• WHAT YOU NEED TO DO
Output all of the entries exactly as written.

• DATA LISTING
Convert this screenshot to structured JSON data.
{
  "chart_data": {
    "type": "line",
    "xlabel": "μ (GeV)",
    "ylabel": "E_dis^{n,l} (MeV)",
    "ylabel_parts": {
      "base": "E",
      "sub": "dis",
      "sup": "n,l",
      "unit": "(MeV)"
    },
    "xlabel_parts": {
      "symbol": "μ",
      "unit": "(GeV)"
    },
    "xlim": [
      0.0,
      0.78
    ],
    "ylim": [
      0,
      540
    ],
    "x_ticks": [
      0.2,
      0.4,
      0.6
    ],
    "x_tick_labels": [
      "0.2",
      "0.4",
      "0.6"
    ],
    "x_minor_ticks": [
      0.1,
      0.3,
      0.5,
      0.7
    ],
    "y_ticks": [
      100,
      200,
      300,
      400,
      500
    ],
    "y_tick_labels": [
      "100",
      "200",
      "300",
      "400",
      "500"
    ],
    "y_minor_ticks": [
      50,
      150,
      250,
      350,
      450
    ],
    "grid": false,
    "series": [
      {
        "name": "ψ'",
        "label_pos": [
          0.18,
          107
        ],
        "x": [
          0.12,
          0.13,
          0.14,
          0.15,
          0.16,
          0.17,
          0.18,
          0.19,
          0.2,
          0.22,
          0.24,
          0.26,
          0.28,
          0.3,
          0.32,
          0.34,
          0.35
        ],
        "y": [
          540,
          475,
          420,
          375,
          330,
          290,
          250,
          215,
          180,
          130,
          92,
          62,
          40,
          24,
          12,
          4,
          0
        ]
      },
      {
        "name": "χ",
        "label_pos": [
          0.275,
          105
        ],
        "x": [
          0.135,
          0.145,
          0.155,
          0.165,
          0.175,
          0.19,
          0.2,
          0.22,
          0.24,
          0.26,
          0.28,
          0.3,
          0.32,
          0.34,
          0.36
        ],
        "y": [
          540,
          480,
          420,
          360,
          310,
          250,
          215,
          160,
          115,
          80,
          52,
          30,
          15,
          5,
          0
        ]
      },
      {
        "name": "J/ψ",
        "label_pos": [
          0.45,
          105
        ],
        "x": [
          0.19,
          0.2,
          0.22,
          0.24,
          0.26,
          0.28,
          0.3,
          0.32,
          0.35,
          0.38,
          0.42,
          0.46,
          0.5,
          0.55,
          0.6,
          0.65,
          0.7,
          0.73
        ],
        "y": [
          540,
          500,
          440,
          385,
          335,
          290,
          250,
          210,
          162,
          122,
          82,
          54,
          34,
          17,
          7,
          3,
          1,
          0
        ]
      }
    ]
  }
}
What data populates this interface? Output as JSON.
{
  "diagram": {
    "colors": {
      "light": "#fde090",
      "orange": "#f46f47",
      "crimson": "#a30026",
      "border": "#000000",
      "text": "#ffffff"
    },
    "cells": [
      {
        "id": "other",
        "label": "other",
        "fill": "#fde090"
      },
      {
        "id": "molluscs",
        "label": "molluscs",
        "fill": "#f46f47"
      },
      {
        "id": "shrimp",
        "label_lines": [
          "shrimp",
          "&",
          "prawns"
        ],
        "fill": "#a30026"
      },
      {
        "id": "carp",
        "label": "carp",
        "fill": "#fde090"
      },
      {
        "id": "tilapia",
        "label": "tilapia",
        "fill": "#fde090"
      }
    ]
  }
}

• SOLUTION TO THIS EXERCISE
Convert this screenshot to structured JSON data.
{
  "chart_data": {
    "type": "line",
    "xlabel": "μ (GeV)",
    "ylabel": "E_dis^{n,l} (MeV)",
    "ylabel_parts": {
      "base": "E",
      "sub": "dis",
      "sup": "n,l",
      "unit": "(MeV)"
    },
    "xlabel_parts": {
      "symbol": "μ",
      "unit": "(GeV)"
    },
    "xlim": [
      0.0,
      0.78
    ],
    "ylim": [
      0,
      540
    ],
    "x_ticks": [
      0.2,
      0.4,
      0.6
    ],
    "x_tick_labels": [
      "0.2",
      "0.4",
      "0.6"
    ],
    "x_minor_ticks": [
      0.1,
      0.3,
      0.5,
      0.7
    ],
    "y_ticks": [
      100,
      200,
      300,
      400,
      500
    ],
    "y_tick_labels": [
      "100",
      "200",
      "300",
      "400",
      "500"
    ],
    "y_minor_ticks": [
      50,
      150,
      250,
      350,
      450
    ],
    "grid": false,
    "series": [
      {
        "name": "ψ'",
        "label_pos": [
          0.18,
          107
        ],
        "x": [
          0.12,
          0.13,
          0.14,
          0.15,
          0.16,
          0.17,
          0.18,
          0.19,
          0.2,
          0.22,
          0.24,
          0.26,
          0.28,
          0.3,
          0.32,
          0.34,
          0.35
        ],
        "y": [
          540,
          475,
          420,
          375,
          330,
          290,
          250,
          215,
          180,
          130,
          92,
          62,
          40,
          24,
          12,
          4,
          0
        ]
      },
      {
        "name": "χ",
        "label_pos": [
          0.275,
          105
        ],
        "x": [
          0.135,
          0.145,
          0.155,
          0.165,
          0.175,
          0.19,
          0.2,
          0.22,
          0.24,
          0.26,
          0.28,
          0.3,
          0.32,
          0.34,
          0.36
        ],
        "y": [
          540,
          480,
          420,
          360,
          310,
          250,
          215,
          160,
          115,
          80,
          52,
          30,
          15,
          5,
          0
        ]
      },
      {
        "name": "J/ψ",
        "label_pos": [
          0.45,
          105
        ],
        "x": [
          0.19,
          0.2,
          0.22,
          0.24,
          0.26,
          0.28,
          0.3,
          0.32,
          0.35,
          0.38,
          0.42,
          0.46,
          0.5,
          0.55,
          0.6,
          0.65,
          0.7,
          0.73
        ],
        "y": [
          540,
          500,
          440,
          385,
          335,
          290,
          250,
          210,
          162,
          122,
          82,
          54,
          34,
          17,
          7,
          3,
          1,
          0
        ]
      }
    ]
  }
}
What data populates this interface? Output as JSON.
{
  "diagram": {
    "colors": {
      "light": "#fde090",
      "orange": "#f46f47",
      "crimson": "#a30026",
      "border": "#000000",
      "text": "#ffffff"
    },
    "cells": [
      {
        "id": "other",
        "label": "other",
        "fill": "#fde090"
      },
      {
        "id": "molluscs",
        "label": "molluscs",
        "fill": "#f46f47"
      },
      {
        "id": "shrimp",
        "label_lines": [
          "shrimp",
          "&",
          "prawns"
        ],
        "fill": "#a30026"
      },
      {
        "id": "carp",
        "label": "carp",
        "fill": "#fde090"
      },
      {
        "id": "tilapia",
        "label": "tilapia",
        "fill": "#fde090"
      }
    ]
  }
}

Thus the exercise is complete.